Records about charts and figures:
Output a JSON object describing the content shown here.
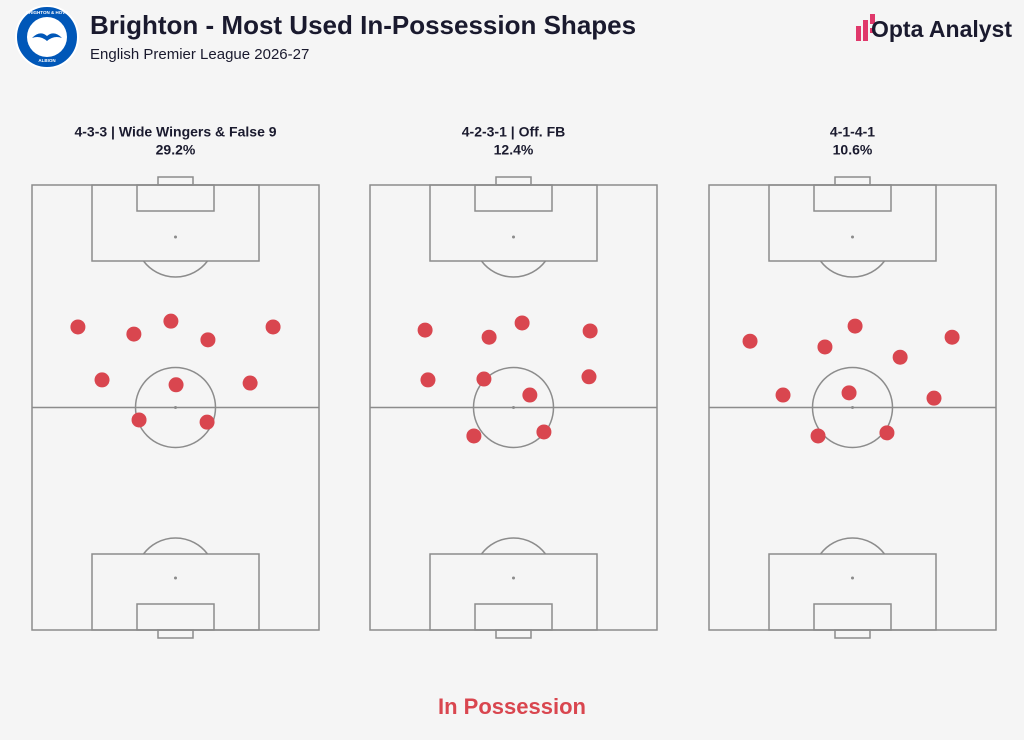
{
  "header": {
    "title": "Brighton - Most Used In-Possession Shapes",
    "subtitle": "English Premier League 2026-27",
    "brand": "Opta Analyst",
    "logo_top": "BRIGHTON & HOVE",
    "logo_bottom": "ALBION"
  },
  "chart_data": [
    {
      "type": "scatter",
      "title": "4-3-3 | Wide Wingers & False 9",
      "subtitle": "29.2%",
      "color": "#d9464f",
      "xlim": [
        0,
        100
      ],
      "ylim": [
        0,
        100
      ],
      "x": [
        16.0,
        35.5,
        48.4,
        61.3,
        84.0,
        24.4,
        50.2,
        76.0,
        37.3,
        61.0
      ],
      "y": [
        68.1,
        66.5,
        69.4,
        65.2,
        68.1,
        56.2,
        55.1,
        55.5,
        47.2,
        46.7
      ]
    },
    {
      "type": "scatter",
      "title": "4-2-3-1 | Off. FB",
      "subtitle": "12.4%",
      "color": "#d9464f",
      "xlim": [
        0,
        100
      ],
      "ylim": [
        0,
        100
      ],
      "x": [
        19.2,
        41.5,
        53.0,
        76.7,
        20.2,
        39.7,
        55.7,
        76.3,
        36.2,
        60.6
      ],
      "y": [
        67.4,
        65.8,
        69.0,
        67.2,
        56.2,
        56.4,
        52.8,
        56.9,
        43.6,
        44.5
      ]
    },
    {
      "type": "scatter",
      "title": "4-1-4-1",
      "subtitle": "10.6%",
      "color": "#d9464f",
      "xlim": [
        0,
        100
      ],
      "ylim": [
        0,
        100
      ],
      "x": [
        14.3,
        40.4,
        50.9,
        66.6,
        84.7,
        25.8,
        48.8,
        78.4,
        38.0,
        62.0
      ],
      "y": [
        64.9,
        63.6,
        68.3,
        61.3,
        65.8,
        52.8,
        53.3,
        52.1,
        43.6,
        44.3
      ]
    }
  ],
  "footer": "In Possession"
}
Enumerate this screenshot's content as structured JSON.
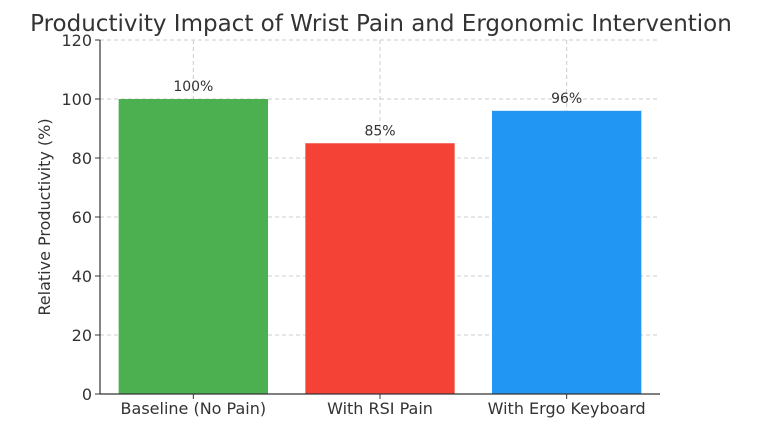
{
  "chart_data": {
    "type": "bar",
    "title": "Productivity Impact of Wrist Pain and Ergonomic Intervention",
    "xlabel": "",
    "ylabel": "Relative Productivity (%)",
    "categories": [
      "Baseline (No Pain)",
      "With RSI Pain",
      "With Ergo Keyboard"
    ],
    "values": [
      100,
      85,
      96
    ],
    "value_labels": [
      "100%",
      "85%",
      "96%"
    ],
    "colors": [
      "#4caf50",
      "#f44336",
      "#2196f3"
    ],
    "ylim": [
      0,
      120
    ],
    "yticks": [
      0,
      20,
      40,
      60,
      80,
      100,
      120
    ],
    "grid": true,
    "legend": "none"
  }
}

Written request => Repeat each record exactly as shown above, dropping all images.

Expected output =>
Output a JSON object describing the content shown here.
{
  "header": {
    "title": "Brighton - Most Used In-Possession Shapes",
    "subtitle": "English Premier League 2026-27",
    "brand": "Opta Analyst",
    "logo_top": "BRIGHTON & HOVE",
    "logo_bottom": "ALBION"
  },
  "chart_data": [
    {
      "type": "scatter",
      "title": "4-3-3 | Wide Wingers & False 9",
      "subtitle": "29.2%",
      "color": "#d9464f",
      "xlim": [
        0,
        100
      ],
      "ylim": [
        0,
        100
      ],
      "x": [
        16.0,
        35.5,
        48.4,
        61.3,
        84.0,
        24.4,
        50.2,
        76.0,
        37.3,
        61.0
      ],
      "y": [
        68.1,
        66.5,
        69.4,
        65.2,
        68.1,
        56.2,
        55.1,
        55.5,
        47.2,
        46.7
      ]
    },
    {
      "type": "scatter",
      "title": "4-2-3-1 | Off. FB",
      "subtitle": "12.4%",
      "color": "#d9464f",
      "xlim": [
        0,
        100
      ],
      "ylim": [
        0,
        100
      ],
      "x": [
        19.2,
        41.5,
        53.0,
        76.7,
        20.2,
        39.7,
        55.7,
        76.3,
        36.2,
        60.6
      ],
      "y": [
        67.4,
        65.8,
        69.0,
        67.2,
        56.2,
        56.4,
        52.8,
        56.9,
        43.6,
        44.5
      ]
    },
    {
      "type": "scatter",
      "title": "4-1-4-1",
      "subtitle": "10.6%",
      "color": "#d9464f",
      "xlim": [
        0,
        100
      ],
      "ylim": [
        0,
        100
      ],
      "x": [
        14.3,
        40.4,
        50.9,
        66.6,
        84.7,
        25.8,
        48.8,
        78.4,
        38.0,
        62.0
      ],
      "y": [
        64.9,
        63.6,
        68.3,
        61.3,
        65.8,
        52.8,
        53.3,
        52.1,
        43.6,
        44.3
      ]
    }
  ],
  "footer": "In Possession"
}
Enumerate this screenshot's content as structured JSON.
{
  "chart_data": {
    "type": "bar",
    "title": "Productivity Impact of Wrist Pain and Ergonomic Intervention",
    "xlabel": "",
    "ylabel": "Relative Productivity (%)",
    "categories": [
      "Baseline (No Pain)",
      "With RSI Pain",
      "With Ergo Keyboard"
    ],
    "values": [
      100,
      85,
      96
    ],
    "value_labels": [
      "100%",
      "85%",
      "96%"
    ],
    "colors": [
      "#4caf50",
      "#f44336",
      "#2196f3"
    ],
    "ylim": [
      0,
      120
    ],
    "yticks": [
      0,
      20,
      40,
      60,
      80,
      100,
      120
    ],
    "grid": true,
    "legend": "none"
  }
}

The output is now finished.